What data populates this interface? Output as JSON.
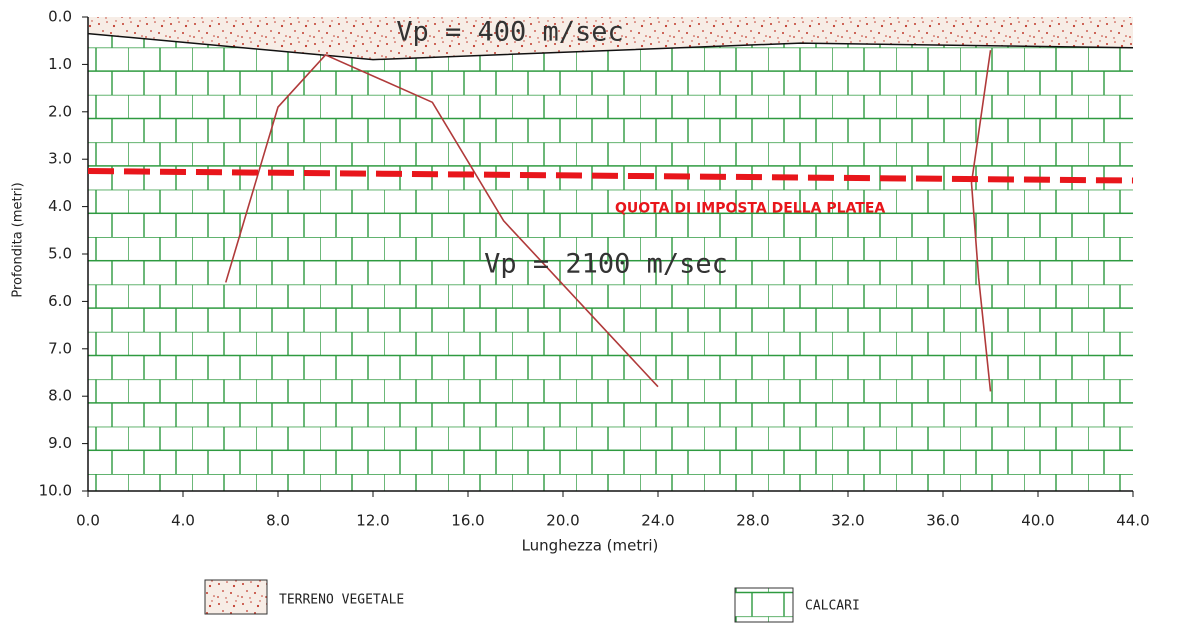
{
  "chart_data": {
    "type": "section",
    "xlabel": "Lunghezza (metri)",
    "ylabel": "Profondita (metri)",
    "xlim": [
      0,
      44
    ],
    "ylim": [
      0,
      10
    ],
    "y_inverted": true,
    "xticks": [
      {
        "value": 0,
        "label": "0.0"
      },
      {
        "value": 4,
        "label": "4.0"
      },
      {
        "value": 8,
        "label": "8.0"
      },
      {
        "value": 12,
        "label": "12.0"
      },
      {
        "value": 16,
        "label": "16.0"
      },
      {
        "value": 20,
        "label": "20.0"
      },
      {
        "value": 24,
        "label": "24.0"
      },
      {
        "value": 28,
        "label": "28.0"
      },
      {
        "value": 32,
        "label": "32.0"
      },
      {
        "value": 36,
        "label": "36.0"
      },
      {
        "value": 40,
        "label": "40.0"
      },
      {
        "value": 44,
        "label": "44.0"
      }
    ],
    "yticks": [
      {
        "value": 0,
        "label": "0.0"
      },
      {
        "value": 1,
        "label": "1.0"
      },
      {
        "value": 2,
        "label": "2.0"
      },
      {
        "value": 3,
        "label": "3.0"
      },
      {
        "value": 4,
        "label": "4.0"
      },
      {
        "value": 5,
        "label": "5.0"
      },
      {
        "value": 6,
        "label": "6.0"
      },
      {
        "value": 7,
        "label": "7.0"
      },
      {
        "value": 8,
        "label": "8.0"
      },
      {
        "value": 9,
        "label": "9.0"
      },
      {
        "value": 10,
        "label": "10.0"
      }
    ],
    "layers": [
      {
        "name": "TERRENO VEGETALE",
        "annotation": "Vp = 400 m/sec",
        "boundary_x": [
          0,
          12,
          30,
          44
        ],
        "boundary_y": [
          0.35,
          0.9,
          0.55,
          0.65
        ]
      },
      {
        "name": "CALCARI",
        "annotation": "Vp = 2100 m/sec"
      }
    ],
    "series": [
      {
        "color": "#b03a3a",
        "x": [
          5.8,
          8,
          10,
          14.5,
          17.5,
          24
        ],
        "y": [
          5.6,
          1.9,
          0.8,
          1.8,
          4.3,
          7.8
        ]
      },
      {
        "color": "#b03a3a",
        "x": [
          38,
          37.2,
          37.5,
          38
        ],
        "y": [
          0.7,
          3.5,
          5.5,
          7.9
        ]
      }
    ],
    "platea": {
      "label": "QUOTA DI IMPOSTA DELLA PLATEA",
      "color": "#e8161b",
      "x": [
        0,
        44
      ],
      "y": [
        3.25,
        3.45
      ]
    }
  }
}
###
▸ TASK TO CARRY OUT:
Search the records for the word "name". Copy every line that has it.

▸ RIGHT ANSWER:
        "name": "TERRENO VEGETALE",
        "name": "CALCARI",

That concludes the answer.